Required work ▸ Report, word for word, every line of the material that contains "Расходы".

[Dataset items]
»»

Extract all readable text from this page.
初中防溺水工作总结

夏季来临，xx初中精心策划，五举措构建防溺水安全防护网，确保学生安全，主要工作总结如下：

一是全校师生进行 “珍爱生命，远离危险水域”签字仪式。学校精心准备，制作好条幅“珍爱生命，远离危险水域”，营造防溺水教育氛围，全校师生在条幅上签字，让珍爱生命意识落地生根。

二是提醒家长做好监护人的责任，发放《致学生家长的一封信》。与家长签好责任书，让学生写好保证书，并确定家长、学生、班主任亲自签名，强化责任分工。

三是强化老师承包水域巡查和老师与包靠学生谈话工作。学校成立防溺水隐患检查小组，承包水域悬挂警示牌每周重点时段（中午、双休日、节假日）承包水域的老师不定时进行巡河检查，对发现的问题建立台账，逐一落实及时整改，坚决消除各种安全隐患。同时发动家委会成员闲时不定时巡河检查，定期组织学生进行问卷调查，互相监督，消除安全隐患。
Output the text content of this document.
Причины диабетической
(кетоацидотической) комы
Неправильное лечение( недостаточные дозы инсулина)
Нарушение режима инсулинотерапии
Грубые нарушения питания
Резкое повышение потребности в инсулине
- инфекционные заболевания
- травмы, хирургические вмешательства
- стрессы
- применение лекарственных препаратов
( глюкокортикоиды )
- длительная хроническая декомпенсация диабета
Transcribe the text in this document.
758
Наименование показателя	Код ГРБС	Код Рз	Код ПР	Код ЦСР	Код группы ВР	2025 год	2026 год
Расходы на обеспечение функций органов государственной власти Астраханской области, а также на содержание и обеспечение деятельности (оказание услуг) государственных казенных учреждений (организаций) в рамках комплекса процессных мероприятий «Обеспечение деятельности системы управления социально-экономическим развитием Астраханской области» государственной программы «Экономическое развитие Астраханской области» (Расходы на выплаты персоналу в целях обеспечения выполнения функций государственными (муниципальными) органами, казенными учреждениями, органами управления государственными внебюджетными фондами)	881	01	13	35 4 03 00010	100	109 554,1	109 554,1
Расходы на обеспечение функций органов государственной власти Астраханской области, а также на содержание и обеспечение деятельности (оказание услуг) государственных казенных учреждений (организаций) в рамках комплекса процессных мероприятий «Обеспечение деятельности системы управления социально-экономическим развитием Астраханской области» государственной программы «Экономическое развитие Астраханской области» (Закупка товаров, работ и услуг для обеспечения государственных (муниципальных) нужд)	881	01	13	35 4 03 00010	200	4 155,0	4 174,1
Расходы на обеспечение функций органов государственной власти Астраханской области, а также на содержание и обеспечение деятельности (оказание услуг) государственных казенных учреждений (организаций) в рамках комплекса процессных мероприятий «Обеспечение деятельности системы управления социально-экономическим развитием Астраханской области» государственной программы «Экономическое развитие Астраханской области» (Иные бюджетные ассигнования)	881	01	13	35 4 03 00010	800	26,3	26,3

««

Response to this task ▸
Расходы на обеспечение функций органов государственной власти Астраханской области, а также на содержание и обеспечение деятельности (оказание услуг) государственных казенных учреждений (организаций) в рамках комплекса процессных мероприятий «Обеспечение деятельности системы управления социально-экономическим развитием Астраханской области» государственной программы «Экономическое развитие Астраханской области» (Расходы на выплаты персоналу в целях обеспечения выполнения функций государственными (муниципальными) органами, казенными учреждениями, органами управления государственными внебюджетными фондами)	881	01	13	35 4 03 00010	100	109 554,1	109 554,1
Расходы на обеспечение функций органов государственной власти Астраханской области, а также на содержание и обеспечение деятельности (оказание услуг) государственных казенных учреждений (организаций) в рамках комплекса процессных мероприятий «Обеспечение деятельности системы управления социально-экономическим развитием Астраханской области» государственной программы «Экономическое развитие Астраханской области» (Закупка товаров, работ и услуг для обеспечения государственных (муниципальных) нужд)	881	01	13	35 4 03 00010	200	4 155,0	4 174,1
Расходы на обеспечение функций органов государственной власти Астраханской области, а также на содержание и обеспечение деятельности (оказание услуг) государственных казенных учреждений (организаций) в рамках комплекса процессных мероприятий «Обеспечение деятельности системы управления социально-экономическим развитием Астраханской области» государственной программы «Экономическое развитие Астраханской области» (Иные бюджетные ассигнования)	881	01	13	35 4 03 00010	800	26,3	26,3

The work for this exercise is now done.